■ Collection entries
******
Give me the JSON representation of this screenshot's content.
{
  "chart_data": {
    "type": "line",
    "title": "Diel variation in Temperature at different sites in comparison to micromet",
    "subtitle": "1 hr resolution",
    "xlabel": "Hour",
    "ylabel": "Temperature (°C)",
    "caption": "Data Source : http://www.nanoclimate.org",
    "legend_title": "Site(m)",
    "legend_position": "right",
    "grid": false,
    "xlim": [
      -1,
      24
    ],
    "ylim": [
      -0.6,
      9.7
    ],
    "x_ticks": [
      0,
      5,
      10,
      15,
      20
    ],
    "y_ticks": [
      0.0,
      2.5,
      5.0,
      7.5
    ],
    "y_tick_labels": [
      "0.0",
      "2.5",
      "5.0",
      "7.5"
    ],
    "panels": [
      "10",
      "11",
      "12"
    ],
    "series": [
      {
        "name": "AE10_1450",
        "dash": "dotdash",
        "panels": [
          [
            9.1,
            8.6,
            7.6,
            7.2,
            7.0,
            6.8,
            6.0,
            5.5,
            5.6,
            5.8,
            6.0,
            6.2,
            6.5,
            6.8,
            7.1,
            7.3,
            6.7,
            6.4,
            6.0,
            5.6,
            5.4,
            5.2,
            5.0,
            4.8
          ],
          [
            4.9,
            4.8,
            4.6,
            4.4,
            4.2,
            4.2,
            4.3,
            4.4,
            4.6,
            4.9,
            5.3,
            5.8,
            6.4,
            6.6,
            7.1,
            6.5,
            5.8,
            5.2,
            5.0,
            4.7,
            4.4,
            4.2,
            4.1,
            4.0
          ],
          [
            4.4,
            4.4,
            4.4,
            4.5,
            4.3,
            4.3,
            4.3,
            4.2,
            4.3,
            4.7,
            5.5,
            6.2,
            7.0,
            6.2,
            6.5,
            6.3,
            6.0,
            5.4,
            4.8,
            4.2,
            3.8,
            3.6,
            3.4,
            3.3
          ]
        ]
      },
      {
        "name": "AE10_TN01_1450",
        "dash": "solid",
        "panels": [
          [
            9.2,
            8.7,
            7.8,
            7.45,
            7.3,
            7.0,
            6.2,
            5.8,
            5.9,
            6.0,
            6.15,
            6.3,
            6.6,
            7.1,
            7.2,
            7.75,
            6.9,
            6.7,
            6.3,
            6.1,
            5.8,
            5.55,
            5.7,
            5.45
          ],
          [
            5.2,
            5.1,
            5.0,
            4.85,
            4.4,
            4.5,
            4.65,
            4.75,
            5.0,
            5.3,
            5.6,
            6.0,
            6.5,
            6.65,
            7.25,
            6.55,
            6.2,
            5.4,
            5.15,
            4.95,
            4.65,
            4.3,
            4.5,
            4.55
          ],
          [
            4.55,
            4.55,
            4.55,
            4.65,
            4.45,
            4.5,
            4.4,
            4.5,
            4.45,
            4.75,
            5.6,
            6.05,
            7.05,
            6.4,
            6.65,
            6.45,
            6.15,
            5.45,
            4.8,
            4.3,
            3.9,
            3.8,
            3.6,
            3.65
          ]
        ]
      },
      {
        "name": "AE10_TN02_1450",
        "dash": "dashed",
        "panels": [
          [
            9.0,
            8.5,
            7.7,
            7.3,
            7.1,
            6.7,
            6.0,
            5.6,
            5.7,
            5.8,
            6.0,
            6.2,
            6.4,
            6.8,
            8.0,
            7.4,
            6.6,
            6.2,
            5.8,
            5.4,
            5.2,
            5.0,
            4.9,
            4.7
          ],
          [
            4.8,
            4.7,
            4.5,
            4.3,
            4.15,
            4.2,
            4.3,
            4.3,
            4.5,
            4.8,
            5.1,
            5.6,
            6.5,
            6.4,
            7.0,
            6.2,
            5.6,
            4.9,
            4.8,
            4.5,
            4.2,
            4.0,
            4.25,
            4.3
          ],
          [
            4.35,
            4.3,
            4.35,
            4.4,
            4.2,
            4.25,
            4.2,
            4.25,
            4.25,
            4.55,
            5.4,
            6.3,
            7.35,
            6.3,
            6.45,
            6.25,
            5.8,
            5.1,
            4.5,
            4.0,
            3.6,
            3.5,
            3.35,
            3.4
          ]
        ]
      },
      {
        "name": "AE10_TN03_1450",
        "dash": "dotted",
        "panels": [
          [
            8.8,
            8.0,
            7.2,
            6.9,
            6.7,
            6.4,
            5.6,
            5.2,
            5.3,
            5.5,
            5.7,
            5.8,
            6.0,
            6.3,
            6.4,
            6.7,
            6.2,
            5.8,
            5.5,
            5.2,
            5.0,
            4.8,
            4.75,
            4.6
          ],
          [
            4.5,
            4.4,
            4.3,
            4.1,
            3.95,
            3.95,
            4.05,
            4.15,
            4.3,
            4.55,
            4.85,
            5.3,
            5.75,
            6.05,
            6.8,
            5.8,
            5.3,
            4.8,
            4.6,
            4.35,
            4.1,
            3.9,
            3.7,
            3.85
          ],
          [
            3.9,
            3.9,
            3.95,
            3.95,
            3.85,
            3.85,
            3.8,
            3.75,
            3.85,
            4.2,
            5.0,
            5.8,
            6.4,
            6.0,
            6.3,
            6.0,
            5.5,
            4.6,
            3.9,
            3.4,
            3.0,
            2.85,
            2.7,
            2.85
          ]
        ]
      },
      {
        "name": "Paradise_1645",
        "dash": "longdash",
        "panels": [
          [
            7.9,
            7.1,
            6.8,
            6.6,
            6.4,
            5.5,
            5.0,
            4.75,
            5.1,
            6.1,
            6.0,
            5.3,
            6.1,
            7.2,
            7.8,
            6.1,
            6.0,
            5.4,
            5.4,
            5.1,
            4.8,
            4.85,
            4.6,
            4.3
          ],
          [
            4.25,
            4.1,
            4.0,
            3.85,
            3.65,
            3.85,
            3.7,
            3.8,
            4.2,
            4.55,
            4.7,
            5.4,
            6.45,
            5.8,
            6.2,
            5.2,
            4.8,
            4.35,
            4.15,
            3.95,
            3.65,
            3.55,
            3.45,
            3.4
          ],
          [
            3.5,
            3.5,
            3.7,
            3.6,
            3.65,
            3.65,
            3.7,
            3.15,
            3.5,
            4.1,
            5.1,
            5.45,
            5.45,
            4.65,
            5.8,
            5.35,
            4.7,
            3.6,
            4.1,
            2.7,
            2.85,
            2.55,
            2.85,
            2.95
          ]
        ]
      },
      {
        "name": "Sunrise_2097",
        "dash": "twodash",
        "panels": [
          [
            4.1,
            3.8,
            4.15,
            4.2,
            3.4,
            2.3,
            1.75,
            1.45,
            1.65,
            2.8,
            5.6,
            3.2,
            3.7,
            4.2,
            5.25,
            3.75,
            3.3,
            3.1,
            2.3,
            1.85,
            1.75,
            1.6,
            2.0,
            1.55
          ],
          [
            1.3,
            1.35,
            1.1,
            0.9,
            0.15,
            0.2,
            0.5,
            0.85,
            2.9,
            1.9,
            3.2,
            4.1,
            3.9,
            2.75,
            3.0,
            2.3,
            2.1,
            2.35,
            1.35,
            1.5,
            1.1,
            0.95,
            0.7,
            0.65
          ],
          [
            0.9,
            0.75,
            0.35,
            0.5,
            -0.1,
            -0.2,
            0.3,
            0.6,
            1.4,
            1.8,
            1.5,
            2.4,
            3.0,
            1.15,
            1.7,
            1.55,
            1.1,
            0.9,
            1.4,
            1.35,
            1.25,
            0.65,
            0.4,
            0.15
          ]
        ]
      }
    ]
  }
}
******
■ Exercise brief
Repeat every entry word for word.

■ Solution below
Give me the JSON representation of this screenshot's content.
{
  "chart_data": {
    "type": "line",
    "title": "Diel variation in Temperature at different sites in comparison to micromet",
    "subtitle": "1 hr resolution",
    "xlabel": "Hour",
    "ylabel": "Temperature (°C)",
    "caption": "Data Source : http://www.nanoclimate.org",
    "legend_title": "Site(m)",
    "legend_position": "right",
    "grid": false,
    "xlim": [
      -1,
      24
    ],
    "ylim": [
      -0.6,
      9.7
    ],
    "x_ticks": [
      0,
      5,
      10,
      15,
      20
    ],
    "y_ticks": [
      0.0,
      2.5,
      5.0,
      7.5
    ],
    "y_tick_labels": [
      "0.0",
      "2.5",
      "5.0",
      "7.5"
    ],
    "panels": [
      "10",
      "11",
      "12"
    ],
    "series": [
      {
        "name": "AE10_1450",
        "dash": "dotdash",
        "panels": [
          [
            9.1,
            8.6,
            7.6,
            7.2,
            7.0,
            6.8,
            6.0,
            5.5,
            5.6,
            5.8,
            6.0,
            6.2,
            6.5,
            6.8,
            7.1,
            7.3,
            6.7,
            6.4,
            6.0,
            5.6,
            5.4,
            5.2,
            5.0,
            4.8
          ],
          [
            4.9,
            4.8,
            4.6,
            4.4,
            4.2,
            4.2,
            4.3,
            4.4,
            4.6,
            4.9,
            5.3,
            5.8,
            6.4,
            6.6,
            7.1,
            6.5,
            5.8,
            5.2,
            5.0,
            4.7,
            4.4,
            4.2,
            4.1,
            4.0
          ],
          [
            4.4,
            4.4,
            4.4,
            4.5,
            4.3,
            4.3,
            4.3,
            4.2,
            4.3,
            4.7,
            5.5,
            6.2,
            7.0,
            6.2,
            6.5,
            6.3,
            6.0,
            5.4,
            4.8,
            4.2,
            3.8,
            3.6,
            3.4,
            3.3
          ]
        ]
      },
      {
        "name": "AE10_TN01_1450",
        "dash": "solid",
        "panels": [
          [
            9.2,
            8.7,
            7.8,
            7.45,
            7.3,
            7.0,
            6.2,
            5.8,
            5.9,
            6.0,
            6.15,
            6.3,
            6.6,
            7.1,
            7.2,
            7.75,
            6.9,
            6.7,
            6.3,
            6.1,
            5.8,
            5.55,
            5.7,
            5.45
          ],
          [
            5.2,
            5.1,
            5.0,
            4.85,
            4.4,
            4.5,
            4.65,
            4.75,
            5.0,
            5.3,
            5.6,
            6.0,
            6.5,
            6.65,
            7.25,
            6.55,
            6.2,
            5.4,
            5.15,
            4.95,
            4.65,
            4.3,
            4.5,
            4.55
          ],
          [
            4.55,
            4.55,
            4.55,
            4.65,
            4.45,
            4.5,
            4.4,
            4.5,
            4.45,
            4.75,
            5.6,
            6.05,
            7.05,
            6.4,
            6.65,
            6.45,
            6.15,
            5.45,
            4.8,
            4.3,
            3.9,
            3.8,
            3.6,
            3.65
          ]
        ]
      },
      {
        "name": "AE10_TN02_1450",
        "dash": "dashed",
        "panels": [
          [
            9.0,
            8.5,
            7.7,
            7.3,
            7.1,
            6.7,
            6.0,
            5.6,
            5.7,
            5.8,
            6.0,
            6.2,
            6.4,
            6.8,
            8.0,
            7.4,
            6.6,
            6.2,
            5.8,
            5.4,
            5.2,
            5.0,
            4.9,
            4.7
          ],
          [
            4.8,
            4.7,
            4.5,
            4.3,
            4.15,
            4.2,
            4.3,
            4.3,
            4.5,
            4.8,
            5.1,
            5.6,
            6.5,
            6.4,
            7.0,
            6.2,
            5.6,
            4.9,
            4.8,
            4.5,
            4.2,
            4.0,
            4.25,
            4.3
          ],
          [
            4.35,
            4.3,
            4.35,
            4.4,
            4.2,
            4.25,
            4.2,
            4.25,
            4.25,
            4.55,
            5.4,
            6.3,
            7.35,
            6.3,
            6.45,
            6.25,
            5.8,
            5.1,
            4.5,
            4.0,
            3.6,
            3.5,
            3.35,
            3.4
          ]
        ]
      },
      {
        "name": "AE10_TN03_1450",
        "dash": "dotted",
        "panels": [
          [
            8.8,
            8.0,
            7.2,
            6.9,
            6.7,
            6.4,
            5.6,
            5.2,
            5.3,
            5.5,
            5.7,
            5.8,
            6.0,
            6.3,
            6.4,
            6.7,
            6.2,
            5.8,
            5.5,
            5.2,
            5.0,
            4.8,
            4.75,
            4.6
          ],
          [
            4.5,
            4.4,
            4.3,
            4.1,
            3.95,
            3.95,
            4.05,
            4.15,
            4.3,
            4.55,
            4.85,
            5.3,
            5.75,
            6.05,
            6.8,
            5.8,
            5.3,
            4.8,
            4.6,
            4.35,
            4.1,
            3.9,
            3.7,
            3.85
          ],
          [
            3.9,
            3.9,
            3.95,
            3.95,
            3.85,
            3.85,
            3.8,
            3.75,
            3.85,
            4.2,
            5.0,
            5.8,
            6.4,
            6.0,
            6.3,
            6.0,
            5.5,
            4.6,
            3.9,
            3.4,
            3.0,
            2.85,
            2.7,
            2.85
          ]
        ]
      },
      {
        "name": "Paradise_1645",
        "dash": "longdash",
        "panels": [
          [
            7.9,
            7.1,
            6.8,
            6.6,
            6.4,
            5.5,
            5.0,
            4.75,
            5.1,
            6.1,
            6.0,
            5.3,
            6.1,
            7.2,
            7.8,
            6.1,
            6.0,
            5.4,
            5.4,
            5.1,
            4.8,
            4.85,
            4.6,
            4.3
          ],
          [
            4.25,
            4.1,
            4.0,
            3.85,
            3.65,
            3.85,
            3.7,
            3.8,
            4.2,
            4.55,
            4.7,
            5.4,
            6.45,
            5.8,
            6.2,
            5.2,
            4.8,
            4.35,
            4.15,
            3.95,
            3.65,
            3.55,
            3.45,
            3.4
          ],
          [
            3.5,
            3.5,
            3.7,
            3.6,
            3.65,
            3.65,
            3.7,
            3.15,
            3.5,
            4.1,
            5.1,
            5.45,
            5.45,
            4.65,
            5.8,
            5.35,
            4.7,
            3.6,
            4.1,
            2.7,
            2.85,
            2.55,
            2.85,
            2.95
          ]
        ]
      },
      {
        "name": "Sunrise_2097",
        "dash": "twodash",
        "panels": [
          [
            4.1,
            3.8,
            4.15,
            4.2,
            3.4,
            2.3,
            1.75,
            1.45,
            1.65,
            2.8,
            5.6,
            3.2,
            3.7,
            4.2,
            5.25,
            3.75,
            3.3,
            3.1,
            2.3,
            1.85,
            1.75,
            1.6,
            2.0,
            1.55
          ],
          [
            1.3,
            1.35,
            1.1,
            0.9,
            0.15,
            0.2,
            0.5,
            0.85,
            2.9,
            1.9,
            3.2,
            4.1,
            3.9,
            2.75,
            3.0,
            2.3,
            2.1,
            2.35,
            1.35,
            1.5,
            1.1,
            0.95,
            0.7,
            0.65
          ],
          [
            0.9,
            0.75,
            0.35,
            0.5,
            -0.1,
            -0.2,
            0.3,
            0.6,
            1.4,
            1.8,
            1.5,
            2.4,
            3.0,
            1.15,
            1.7,
            1.55,
            1.1,
            0.9,
            1.4,
            1.35,
            1.25,
            0.65,
            0.4,
            0.15
          ]
        ]
      }
    ]
  }
}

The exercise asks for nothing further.